Required work | Pick out every line with the word "moving" and copy it.

Dataset rows |
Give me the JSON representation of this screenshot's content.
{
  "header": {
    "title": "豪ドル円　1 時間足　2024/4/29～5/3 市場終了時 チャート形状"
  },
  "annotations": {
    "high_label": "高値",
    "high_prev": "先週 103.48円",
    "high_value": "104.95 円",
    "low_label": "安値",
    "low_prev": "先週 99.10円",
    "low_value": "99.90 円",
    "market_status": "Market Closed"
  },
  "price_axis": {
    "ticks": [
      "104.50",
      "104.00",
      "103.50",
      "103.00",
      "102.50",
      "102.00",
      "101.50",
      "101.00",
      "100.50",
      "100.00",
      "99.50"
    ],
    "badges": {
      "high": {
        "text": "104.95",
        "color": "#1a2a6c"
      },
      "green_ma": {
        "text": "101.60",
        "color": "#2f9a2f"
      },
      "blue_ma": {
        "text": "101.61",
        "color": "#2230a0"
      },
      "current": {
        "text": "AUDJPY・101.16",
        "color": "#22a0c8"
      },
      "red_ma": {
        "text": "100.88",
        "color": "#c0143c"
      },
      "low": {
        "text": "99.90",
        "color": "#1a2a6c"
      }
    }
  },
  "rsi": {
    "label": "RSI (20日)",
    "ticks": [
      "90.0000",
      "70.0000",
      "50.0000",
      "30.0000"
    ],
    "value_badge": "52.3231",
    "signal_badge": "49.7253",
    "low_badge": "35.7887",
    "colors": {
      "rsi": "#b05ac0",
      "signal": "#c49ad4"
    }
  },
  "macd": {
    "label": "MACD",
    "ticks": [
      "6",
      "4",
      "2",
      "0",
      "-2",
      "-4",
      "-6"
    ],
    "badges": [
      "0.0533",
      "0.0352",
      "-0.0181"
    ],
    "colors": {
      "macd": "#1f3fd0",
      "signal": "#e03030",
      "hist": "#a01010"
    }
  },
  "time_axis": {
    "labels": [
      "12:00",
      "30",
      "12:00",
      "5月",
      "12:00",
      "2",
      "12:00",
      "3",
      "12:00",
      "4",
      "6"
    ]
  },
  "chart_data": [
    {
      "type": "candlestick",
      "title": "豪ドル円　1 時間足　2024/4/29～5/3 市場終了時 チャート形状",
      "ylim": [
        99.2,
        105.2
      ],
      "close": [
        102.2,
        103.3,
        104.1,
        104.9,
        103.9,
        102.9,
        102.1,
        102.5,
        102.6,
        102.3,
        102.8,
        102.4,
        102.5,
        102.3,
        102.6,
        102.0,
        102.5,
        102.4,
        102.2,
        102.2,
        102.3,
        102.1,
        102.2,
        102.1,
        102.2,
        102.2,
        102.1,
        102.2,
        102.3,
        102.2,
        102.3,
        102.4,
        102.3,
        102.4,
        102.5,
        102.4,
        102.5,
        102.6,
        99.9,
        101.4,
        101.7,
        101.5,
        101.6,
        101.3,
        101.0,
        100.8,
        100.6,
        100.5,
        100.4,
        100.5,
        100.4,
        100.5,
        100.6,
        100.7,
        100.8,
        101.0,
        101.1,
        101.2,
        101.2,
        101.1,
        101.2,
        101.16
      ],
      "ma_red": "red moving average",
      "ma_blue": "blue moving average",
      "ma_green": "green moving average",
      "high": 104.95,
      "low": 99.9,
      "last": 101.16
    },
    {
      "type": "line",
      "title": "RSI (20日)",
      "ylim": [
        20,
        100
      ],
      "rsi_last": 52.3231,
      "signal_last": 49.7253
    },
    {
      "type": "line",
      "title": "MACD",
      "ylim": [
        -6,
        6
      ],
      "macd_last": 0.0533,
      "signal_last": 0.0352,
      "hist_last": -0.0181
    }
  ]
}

Result of the task |
      "ma_red": "red moving average",
      "ma_blue": "blue moving average",
      "ma_green": "green moving average",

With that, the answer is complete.